GIVEN DATA =>
_____
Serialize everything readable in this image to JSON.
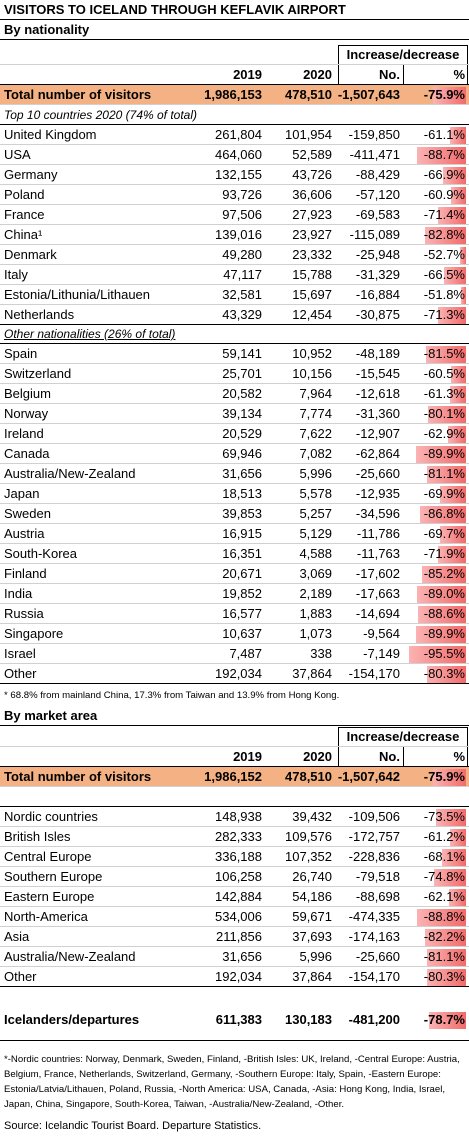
{
  "title": "VISITORS TO ICELAND THROUGH KEFLAVIK AIRPORT",
  "nationality": {
    "subtitle": "By nationality",
    "header_group": "Increase/decrease",
    "columns": [
      "2019",
      "2020",
      "No.",
      "%"
    ],
    "total": [
      "Total number of visitors",
      "1,986,153",
      "478,510",
      "-1,507,643",
      "-75.9%"
    ],
    "top10_heading": "Top 10 countries 2020 (74% of total)",
    "top10": [
      [
        "United Kingdom",
        "261,804",
        "101,954",
        "-159,850",
        "-61.1%"
      ],
      [
        "USA",
        "464,060",
        "52,589",
        "-411,471",
        "-88.7%"
      ],
      [
        "Germany",
        "132,155",
        "43,726",
        "-88,429",
        "-66.9%"
      ],
      [
        "Poland",
        "93,726",
        "36,606",
        "-57,120",
        "-60.9%"
      ],
      [
        "France",
        "97,506",
        "27,923",
        "-69,583",
        "-71.4%"
      ],
      [
        "China¹",
        "139,016",
        "23,927",
        "-115,089",
        "-82.8%"
      ],
      [
        "Denmark",
        "49,280",
        "23,332",
        "-25,948",
        "-52.7%"
      ],
      [
        "Italy",
        "47,117",
        "15,788",
        "-31,329",
        "-66.5%"
      ],
      [
        "Estonia/Lithunia/Lithauen",
        "32,581",
        "15,697",
        "-16,884",
        "-51.8%"
      ],
      [
        "Netherlands",
        "43,329",
        "12,454",
        "-30,875",
        "-71.3%"
      ]
    ],
    "other_heading": "Other nationalities (26% of total)",
    "others": [
      [
        "Spain",
        "59,141",
        "10,952",
        "-48,189",
        "-81.5%"
      ],
      [
        "Switzerland",
        "25,701",
        "10,156",
        "-15,545",
        "-60.5%"
      ],
      [
        "Belgium",
        "20,582",
        "7,964",
        "-12,618",
        "-61.3%"
      ],
      [
        "Norway",
        "39,134",
        "7,774",
        "-31,360",
        "-80.1%"
      ],
      [
        "Ireland",
        "20,529",
        "7,622",
        "-12,907",
        "-62.9%"
      ],
      [
        "Canada",
        "69,946",
        "7,082",
        "-62,864",
        "-89.9%"
      ],
      [
        "Australia/New-Zealand",
        "31,656",
        "5,996",
        "-25,660",
        "-81.1%"
      ],
      [
        "Japan",
        "18,513",
        "5,578",
        "-12,935",
        "-69.9%"
      ],
      [
        "Sweden",
        "39,853",
        "5,257",
        "-34,596",
        "-86.8%"
      ],
      [
        "Austria",
        "16,915",
        "5,129",
        "-11,786",
        "-69.7%"
      ],
      [
        "South-Korea",
        "16,351",
        "4,588",
        "-11,763",
        "-71.9%"
      ],
      [
        "Finland",
        "20,671",
        "3,069",
        "-17,602",
        "-85.2%"
      ],
      [
        "India",
        "19,852",
        "2,189",
        "-17,663",
        "-89.0%"
      ],
      [
        "Russia",
        "16,577",
        "1,883",
        "-14,694",
        "-88.6%"
      ],
      [
        "Singapore",
        "10,637",
        "1,073",
        "-9,564",
        "-89.9%"
      ],
      [
        "Israel",
        "7,487",
        "338",
        "-7,149",
        "-95.5%"
      ],
      [
        "Other",
        "192,034",
        "37,864",
        "-154,170",
        "-80.3%"
      ]
    ],
    "footnote": "* 68.8% from mainland China, 17.3% from Taiwan and 13.9% from Hong Kong."
  },
  "market": {
    "subtitle": "By market area",
    "header_group": "Increase/decrease",
    "columns": [
      "2019",
      "2020",
      "No.",
      "%"
    ],
    "total": [
      "Total number of visitors",
      "1,986,152",
      "478,510",
      "-1,507,642",
      "-75.9%"
    ],
    "rows": [
      [
        "Nordic countries",
        "148,938",
        "39,432",
        "-109,506",
        "-73.5%"
      ],
      [
        "British Isles",
        "282,333",
        "109,576",
        "-172,757",
        "-61.2%"
      ],
      [
        "Central Europe",
        "336,188",
        "107,352",
        "-228,836",
        "-68.1%"
      ],
      [
        "Southern Europe",
        "106,258",
        "26,740",
        "-79,518",
        "-74.8%"
      ],
      [
        "Eastern Europe",
        "142,884",
        "54,186",
        "-88,698",
        "-62.1%"
      ],
      [
        "North-America",
        "534,006",
        "59,671",
        "-474,335",
        "-88.8%"
      ],
      [
        "Asia",
        "211,856",
        "37,693",
        "-174,163",
        "-82.2%"
      ],
      [
        "Australia/New-Zealand",
        "31,656",
        "5,996",
        "-25,660",
        "-81.1%"
      ],
      [
        "Other",
        "192,034",
        "37,864",
        "-154,170",
        "-80.3%"
      ]
    ],
    "icelanders": [
      "Icelanders/departures",
      "611,383",
      "130,183",
      "-481,200",
      "-78.7%"
    ]
  },
  "notes": "*-Nordic countries: Norway, Denmark, Sweden, Finland, -British Isles: UK, Ireland, -Central Europe: Austria, Belgium, France, Netherlands, Switzerland, Germany, -Southern Europe: Italy, Spain, -Eastern Europe: Estonia/Latvia/Lithauen, Poland, Russia, -North America: USA, Canada, -Asia: Hong Kong, India, Israel, Japan, China, Singapore, South-Korea, Taiwan, -Australia/New-Zealand, -Other.",
  "source": "Source: Icelandic Tourist Board. Departure Statistics."
}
_____
Copy each line from the data above that includes "France".

SOLUTION TO THE EXERCISE =>
        "France",
  "notes": "*-Nordic countries: Norway, Denmark, Sweden, Finland, -British Isles: UK, Ireland, -Central Europe: Austria, Belgium, France, Netherlands, Switzerland, Germany, -Southern Europe: Italy, Spain, -Eastern Europe: Estonia/Latvia/Lithauen, Poland, Russia, -North America: USA, Canada, -Asia: Hong Kong, India, Israel, Japan, China, Singapore, South-Korea, Taiwan, -Australia/New-Zealand, -Other.",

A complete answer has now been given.